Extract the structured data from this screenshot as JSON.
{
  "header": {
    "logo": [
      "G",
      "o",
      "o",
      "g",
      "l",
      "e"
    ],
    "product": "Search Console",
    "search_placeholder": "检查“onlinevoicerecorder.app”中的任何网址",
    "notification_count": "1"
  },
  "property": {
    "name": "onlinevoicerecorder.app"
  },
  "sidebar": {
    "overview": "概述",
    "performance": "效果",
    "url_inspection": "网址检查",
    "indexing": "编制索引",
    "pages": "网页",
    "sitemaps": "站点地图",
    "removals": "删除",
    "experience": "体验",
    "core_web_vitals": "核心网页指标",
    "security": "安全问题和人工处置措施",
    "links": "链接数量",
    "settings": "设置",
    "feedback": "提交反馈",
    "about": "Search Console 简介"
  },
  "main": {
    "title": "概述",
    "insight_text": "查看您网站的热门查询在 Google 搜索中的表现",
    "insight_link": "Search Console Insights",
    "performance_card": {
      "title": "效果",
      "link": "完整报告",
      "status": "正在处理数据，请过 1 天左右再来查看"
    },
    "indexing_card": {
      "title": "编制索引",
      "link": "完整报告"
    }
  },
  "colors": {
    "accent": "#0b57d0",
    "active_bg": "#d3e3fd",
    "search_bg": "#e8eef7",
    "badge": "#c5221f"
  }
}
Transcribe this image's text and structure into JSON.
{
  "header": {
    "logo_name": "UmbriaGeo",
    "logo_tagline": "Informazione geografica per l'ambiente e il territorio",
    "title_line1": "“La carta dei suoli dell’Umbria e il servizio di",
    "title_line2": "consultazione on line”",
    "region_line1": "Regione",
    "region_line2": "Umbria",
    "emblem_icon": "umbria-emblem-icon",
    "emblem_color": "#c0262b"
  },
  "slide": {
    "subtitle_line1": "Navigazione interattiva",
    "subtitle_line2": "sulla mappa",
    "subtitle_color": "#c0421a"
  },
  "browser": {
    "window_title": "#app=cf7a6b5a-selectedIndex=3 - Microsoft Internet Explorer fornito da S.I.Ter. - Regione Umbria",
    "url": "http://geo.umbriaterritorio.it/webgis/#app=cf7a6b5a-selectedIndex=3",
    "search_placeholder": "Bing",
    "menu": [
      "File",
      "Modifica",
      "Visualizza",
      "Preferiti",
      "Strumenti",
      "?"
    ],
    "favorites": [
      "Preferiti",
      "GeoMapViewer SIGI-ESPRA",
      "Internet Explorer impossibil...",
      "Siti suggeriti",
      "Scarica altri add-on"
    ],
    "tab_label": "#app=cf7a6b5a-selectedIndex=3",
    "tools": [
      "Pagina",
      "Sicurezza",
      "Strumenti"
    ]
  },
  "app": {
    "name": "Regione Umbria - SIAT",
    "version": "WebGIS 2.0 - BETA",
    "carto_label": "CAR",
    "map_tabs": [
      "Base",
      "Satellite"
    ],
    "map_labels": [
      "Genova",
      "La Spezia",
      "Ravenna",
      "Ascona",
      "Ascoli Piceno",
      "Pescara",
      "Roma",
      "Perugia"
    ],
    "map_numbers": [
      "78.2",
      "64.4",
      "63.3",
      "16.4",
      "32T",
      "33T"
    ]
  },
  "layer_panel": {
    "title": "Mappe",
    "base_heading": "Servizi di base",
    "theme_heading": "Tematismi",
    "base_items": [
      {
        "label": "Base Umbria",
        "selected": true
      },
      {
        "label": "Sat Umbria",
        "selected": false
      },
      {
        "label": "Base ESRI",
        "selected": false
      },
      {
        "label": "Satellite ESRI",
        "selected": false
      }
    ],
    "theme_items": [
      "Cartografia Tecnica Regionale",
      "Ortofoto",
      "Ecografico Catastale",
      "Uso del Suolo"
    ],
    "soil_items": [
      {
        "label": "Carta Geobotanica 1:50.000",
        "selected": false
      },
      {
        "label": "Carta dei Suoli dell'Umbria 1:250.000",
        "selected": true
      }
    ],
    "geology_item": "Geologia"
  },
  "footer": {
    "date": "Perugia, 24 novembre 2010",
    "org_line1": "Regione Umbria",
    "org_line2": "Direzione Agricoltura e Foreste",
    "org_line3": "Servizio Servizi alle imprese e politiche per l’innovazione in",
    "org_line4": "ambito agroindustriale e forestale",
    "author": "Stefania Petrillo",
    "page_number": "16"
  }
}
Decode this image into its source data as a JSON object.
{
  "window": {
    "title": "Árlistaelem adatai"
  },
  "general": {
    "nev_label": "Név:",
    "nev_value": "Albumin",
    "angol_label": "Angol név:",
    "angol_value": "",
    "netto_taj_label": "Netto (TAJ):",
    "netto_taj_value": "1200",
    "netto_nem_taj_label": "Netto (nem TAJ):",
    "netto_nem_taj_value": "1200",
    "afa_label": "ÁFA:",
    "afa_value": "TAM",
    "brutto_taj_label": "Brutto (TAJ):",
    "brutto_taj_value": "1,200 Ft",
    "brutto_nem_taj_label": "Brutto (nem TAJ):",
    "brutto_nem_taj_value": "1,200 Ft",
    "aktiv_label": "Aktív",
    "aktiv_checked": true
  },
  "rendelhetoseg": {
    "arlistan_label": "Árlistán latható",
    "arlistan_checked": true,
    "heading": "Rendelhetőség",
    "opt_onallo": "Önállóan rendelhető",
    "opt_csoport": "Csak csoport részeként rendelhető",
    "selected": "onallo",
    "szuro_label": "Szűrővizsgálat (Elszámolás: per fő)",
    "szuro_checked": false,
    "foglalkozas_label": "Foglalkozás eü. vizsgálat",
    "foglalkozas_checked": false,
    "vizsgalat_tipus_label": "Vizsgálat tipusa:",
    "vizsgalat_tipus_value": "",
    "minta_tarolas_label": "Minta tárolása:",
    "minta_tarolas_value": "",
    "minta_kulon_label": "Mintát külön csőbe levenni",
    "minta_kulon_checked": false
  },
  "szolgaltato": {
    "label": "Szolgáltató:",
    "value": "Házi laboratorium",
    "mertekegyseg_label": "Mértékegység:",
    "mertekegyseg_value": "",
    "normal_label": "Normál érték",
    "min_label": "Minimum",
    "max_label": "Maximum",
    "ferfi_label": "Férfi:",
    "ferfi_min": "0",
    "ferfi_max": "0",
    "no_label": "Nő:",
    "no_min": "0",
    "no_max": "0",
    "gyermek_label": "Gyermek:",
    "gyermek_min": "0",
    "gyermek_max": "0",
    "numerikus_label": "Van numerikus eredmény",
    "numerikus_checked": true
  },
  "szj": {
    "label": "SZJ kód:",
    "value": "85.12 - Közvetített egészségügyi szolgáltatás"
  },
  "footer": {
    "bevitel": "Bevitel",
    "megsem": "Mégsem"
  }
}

◇ ◇ ◇ ◇

# TASK GOAL
Every entry needs to be retyped exactly.

# ANSWER TO THIS PROBLEM
Extract the structured data from this screenshot as JSON.
{
  "header": {
    "logo": [
      "G",
      "o",
      "o",
      "g",
      "l",
      "e"
    ],
    "product": "Search Console",
    "search_placeholder": "检查“onlinevoicerecorder.app”中的任何网址",
    "notification_count": "1"
  },
  "property": {
    "name": "onlinevoicerecorder.app"
  },
  "sidebar": {
    "overview": "概述",
    "performance": "效果",
    "url_inspection": "网址检查",
    "indexing": "编制索引",
    "pages": "网页",
    "sitemaps": "站点地图",
    "removals": "删除",
    "experience": "体验",
    "core_web_vitals": "核心网页指标",
    "security": "安全问题和人工处置措施",
    "links": "链接数量",
    "settings": "设置",
    "feedback": "提交反馈",
    "about": "Search Console 简介"
  },
  "main": {
    "title": "概述",
    "insight_text": "查看您网站的热门查询在 Google 搜索中的表现",
    "insight_link": "Search Console Insights",
    "performance_card": {
      "title": "效果",
      "link": "完整报告",
      "status": "正在处理数据，请过 1 天左右再来查看"
    },
    "indexing_card": {
      "title": "编制索引",
      "link": "完整报告"
    }
  },
  "colors": {
    "accent": "#0b57d0",
    "active_bg": "#d3e3fd",
    "search_bg": "#e8eef7",
    "badge": "#c5221f"
  }
}
Transcribe this image's text and structure into JSON.
{
  "header": {
    "logo_name": "UmbriaGeo",
    "logo_tagline": "Informazione geografica per l'ambiente e il territorio",
    "title_line1": "“La carta dei suoli dell’Umbria e il servizio di",
    "title_line2": "consultazione on line”",
    "region_line1": "Regione",
    "region_line2": "Umbria",
    "emblem_icon": "umbria-emblem-icon",
    "emblem_color": "#c0262b"
  },
  "slide": {
    "subtitle_line1": "Navigazione interattiva",
    "subtitle_line2": "sulla mappa",
    "subtitle_color": "#c0421a"
  },
  "browser": {
    "window_title": "#app=cf7a6b5a-selectedIndex=3 - Microsoft Internet Explorer fornito da S.I.Ter. - Regione Umbria",
    "url": "http://geo.umbriaterritorio.it/webgis/#app=cf7a6b5a-selectedIndex=3",
    "search_placeholder": "Bing",
    "menu": [
      "File",
      "Modifica",
      "Visualizza",
      "Preferiti",
      "Strumenti",
      "?"
    ],
    "favorites": [
      "Preferiti",
      "GeoMapViewer SIGI-ESPRA",
      "Internet Explorer impossibil...",
      "Siti suggeriti",
      "Scarica altri add-on"
    ],
    "tab_label": "#app=cf7a6b5a-selectedIndex=3",
    "tools": [
      "Pagina",
      "Sicurezza",
      "Strumenti"
    ]
  },
  "app": {
    "name": "Regione Umbria - SIAT",
    "version": "WebGIS 2.0 - BETA",
    "carto_label": "CAR",
    "map_tabs": [
      "Base",
      "Satellite"
    ],
    "map_labels": [
      "Genova",
      "La Spezia",
      "Ravenna",
      "Ascona",
      "Ascoli Piceno",
      "Pescara",
      "Roma",
      "Perugia"
    ],
    "map_numbers": [
      "78.2",
      "64.4",
      "63.3",
      "16.4",
      "32T",
      "33T"
    ]
  },
  "layer_panel": {
    "title": "Mappe",
    "base_heading": "Servizi di base",
    "theme_heading": "Tematismi",
    "base_items": [
      {
        "label": "Base Umbria",
        "selected": true
      },
      {
        "label": "Sat Umbria",
        "selected": false
      },
      {
        "label": "Base ESRI",
        "selected": false
      },
      {
        "label": "Satellite ESRI",
        "selected": false
      }
    ],
    "theme_items": [
      "Cartografia Tecnica Regionale",
      "Ortofoto",
      "Ecografico Catastale",
      "Uso del Suolo"
    ],
    "soil_items": [
      {
        "label": "Carta Geobotanica 1:50.000",
        "selected": false
      },
      {
        "label": "Carta dei Suoli dell'Umbria 1:250.000",
        "selected": true
      }
    ],
    "geology_item": "Geologia"
  },
  "footer": {
    "date": "Perugia, 24 novembre 2010",
    "org_line1": "Regione Umbria",
    "org_line2": "Direzione Agricoltura e Foreste",
    "org_line3": "Servizio Servizi alle imprese e politiche per l’innovazione in",
    "org_line4": "ambito agroindustriale e forestale",
    "author": "Stefania Petrillo",
    "page_number": "16"
  }
}
Decode this image into its source data as a JSON object.
{
  "window": {
    "title": "Árlistaelem adatai"
  },
  "general": {
    "nev_label": "Név:",
    "nev_value": "Albumin",
    "angol_label": "Angol név:",
    "angol_value": "",
    "netto_taj_label": "Netto (TAJ):",
    "netto_taj_value": "1200",
    "netto_nem_taj_label": "Netto (nem TAJ):",
    "netto_nem_taj_value": "1200",
    "afa_label": "ÁFA:",
    "afa_value": "TAM",
    "brutto_taj_label": "Brutto (TAJ):",
    "brutto_taj_value": "1,200 Ft",
    "brutto_nem_taj_label": "Brutto (nem TAJ):",
    "brutto_nem_taj_value": "1,200 Ft",
    "aktiv_label": "Aktív",
    "aktiv_checked": true
  },
  "rendelhetoseg": {
    "arlistan_label": "Árlistán latható",
    "arlistan_checked": true,
    "heading": "Rendelhetőség",
    "opt_onallo": "Önállóan rendelhető",
    "opt_csoport": "Csak csoport részeként rendelhető",
    "selected": "onallo",
    "szuro_label": "Szűrővizsgálat (Elszámolás: per fő)",
    "szuro_checked": false,
    "foglalkozas_label": "Foglalkozás eü. vizsgálat",
    "foglalkozas_checked": false,
    "vizsgalat_tipus_label": "Vizsgálat tipusa:",
    "vizsgalat_tipus_value": "",
    "minta_tarolas_label": "Minta tárolása:",
    "minta_tarolas_value": "",
    "minta_kulon_label": "Mintát külön csőbe levenni",
    "minta_kulon_checked": false
  },
  "szolgaltato": {
    "label": "Szolgáltató:",
    "value": "Házi laboratorium",
    "mertekegyseg_label": "Mértékegység:",
    "mertekegyseg_value": "",
    "normal_label": "Normál érték",
    "min_label": "Minimum",
    "max_label": "Maximum",
    "ferfi_label": "Férfi:",
    "ferfi_min": "0",
    "ferfi_max": "0",
    "no_label": "Nő:",
    "no_min": "0",
    "no_max": "0",
    "gyermek_label": "Gyermek:",
    "gyermek_min": "0",
    "gyermek_max": "0",
    "numerikus_label": "Van numerikus eredmény",
    "numerikus_checked": true
  },
  "szj": {
    "label": "SZJ kód:",
    "value": "85.12 - Közvetített egészségügyi szolgáltatás"
  },
  "footer": {
    "bevitel": "Bevitel",
    "megsem": "Mégsem"
  }
}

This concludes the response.